TASK PROMPT: In the records below, work out how many lines hold the word "learning". Report the number alone.

[Dataset items]

........

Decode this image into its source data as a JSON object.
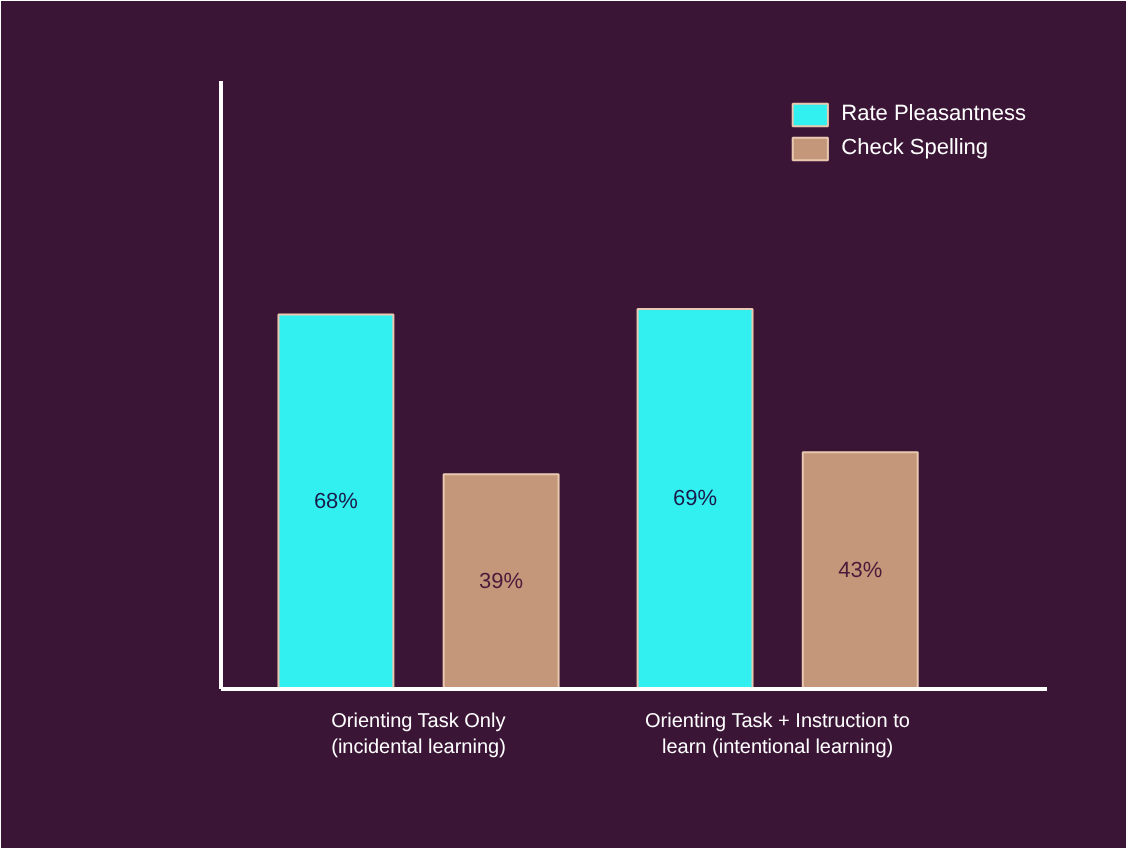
{
  "chart_data": {
    "type": "bar",
    "categories": [
      "Orienting Task Only\n(incidental learning)",
      "Orienting Task + Instruction to\nlearn (intentional learning)"
    ],
    "series": [
      {
        "name": "Rate Pleasantness",
        "color": "#33f0f0",
        "values": [
          68,
          69
        ],
        "value_labels": [
          "68%",
          "69%"
        ]
      },
      {
        "name": "Check Spelling",
        "color": "#c4977a",
        "values": [
          39,
          43
        ],
        "value_labels": [
          "39%",
          "43%"
        ]
      }
    ],
    "legend": "top right",
    "grid": false
  }
}
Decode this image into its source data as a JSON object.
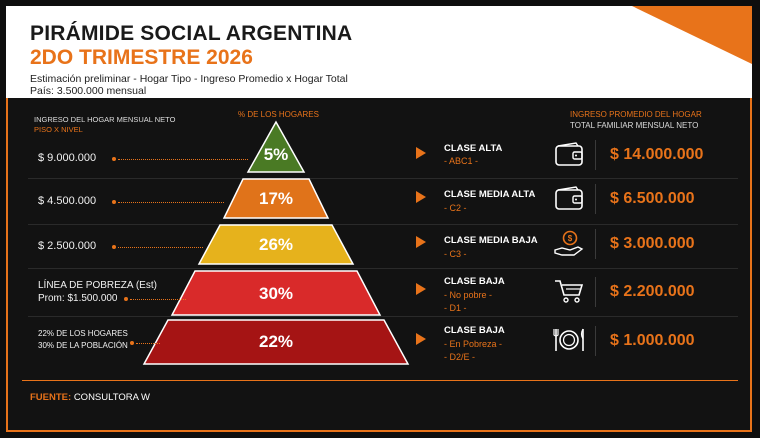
{
  "header": {
    "title": "PIRÁMIDE SOCIAL ARGENTINA",
    "subtitle": "2DO TRIMESTRE 2026",
    "line1": "Estimación preliminar - Hogar Tipo - Ingreso Promedio x Hogar Total",
    "line2": "País: 3.500.000 mensual"
  },
  "columns": {
    "left_title": "INGRESO DEL HOGAR MENSUAL NETO",
    "left_sub": "PISO X NIVEL",
    "center_title": "% DE LOS HOGARES",
    "right_title": "INGRESO PROMEDIO DEL HOGAR",
    "right_sub": "TOTAL FAMILIAR MENSUAL NETO"
  },
  "rows": [
    {
      "floor": "$ 9.000.000",
      "pct": "5%",
      "pct_value": 5,
      "class": "CLASE ALTA",
      "code": "- ABC1 -",
      "code2": "",
      "icon": "wallet-icon",
      "amount": "$ 14.000.000",
      "color": "#4a7a24"
    },
    {
      "floor": "$ 4.500.000",
      "pct": "17%",
      "pct_value": 17,
      "class": "CLASE MEDIA ALTA",
      "code": "- C2 -",
      "code2": "",
      "icon": "wallet-icon",
      "amount": "$ 6.500.000",
      "color": "#e0731a"
    },
    {
      "floor": "$ 2.500.000",
      "pct": "26%",
      "pct_value": 26,
      "class": "CLASE MEDIA BAJA",
      "code": "- C3 -",
      "code2": "",
      "icon": "coin-hand-icon",
      "amount": "$ 3.000.000",
      "color": "#e6b21c"
    },
    {
      "floor": "LÍNEA DE POBREZA (Est)",
      "floor2": "Prom: $1.500.000",
      "pct": "30%",
      "pct_value": 30,
      "class": "CLASE BAJA",
      "code": "- No pobre -",
      "code2": "- D1 -",
      "icon": "cart-icon",
      "amount": "$ 2.200.000",
      "color": "#d92a2a"
    },
    {
      "floor": "22% DE LOS HOGARES",
      "floor2": "30% DE LA POBLACIÓN",
      "pct": "22%",
      "pct_value": 22,
      "class": "CLASE BAJA",
      "code": "- En Pobreza -",
      "code2": "- D2/E -",
      "icon": "plate-cutlery-icon",
      "amount": "$ 1.000.000",
      "color": "#a51414"
    }
  ],
  "footer": {
    "label": "FUENTE:",
    "source": "CONSULTORA W"
  },
  "colors": {
    "accent": "#e8731a",
    "background": "#121212"
  }
}
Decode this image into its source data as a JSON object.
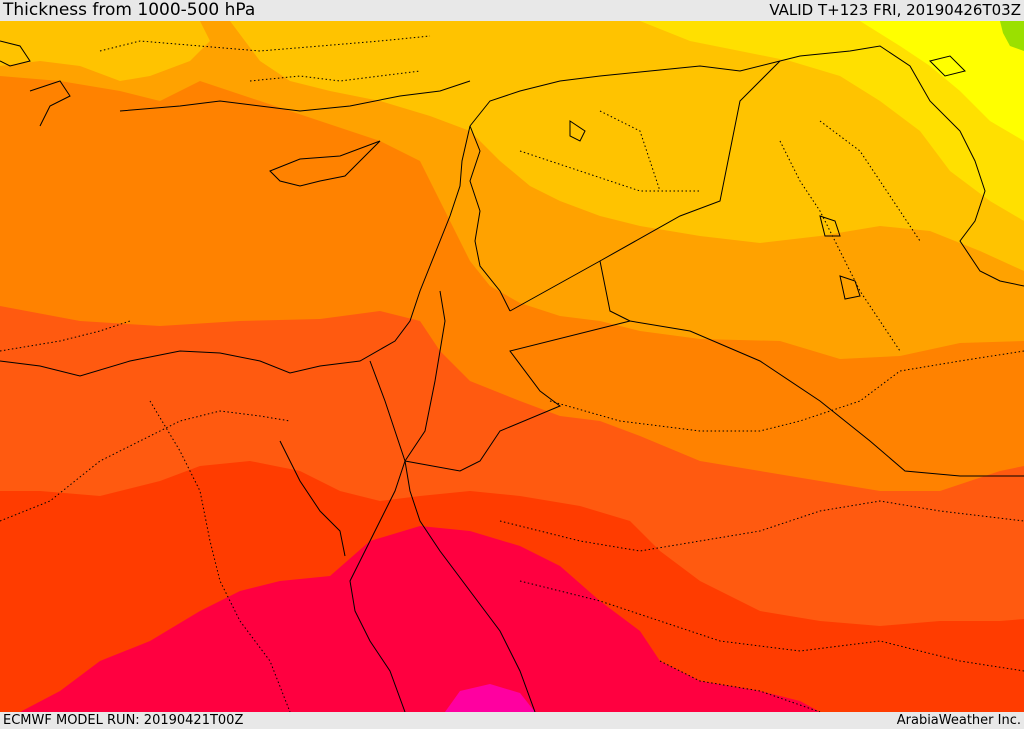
{
  "header": {
    "title": "Thickness from 1000-500 hPa",
    "valid": "VALID T+123 FRI, 20190426T03Z"
  },
  "footer": {
    "model_run": "ECMWF MODEL RUN: 20190421T00Z",
    "credit": "ArabiaWeather Inc."
  },
  "map": {
    "type": "filled-contour thickness map",
    "colors": {
      "band_1": "#e84a00",
      "band_2": "#ff5a10",
      "band_3": "#ff8200",
      "band_4": "#ffa200",
      "band_5": "#ffc300",
      "band_6": "#ffe000",
      "band_7": "#ffff00",
      "band_8": "#9be000",
      "band_hot_1": "#ff3c00",
      "band_hot_2": "#ff0040",
      "band_hot_3": "#ff00a0",
      "coastline": "#000000",
      "border": "#000000"
    }
  }
}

........

OUTPUT FOR THIS TASK: 2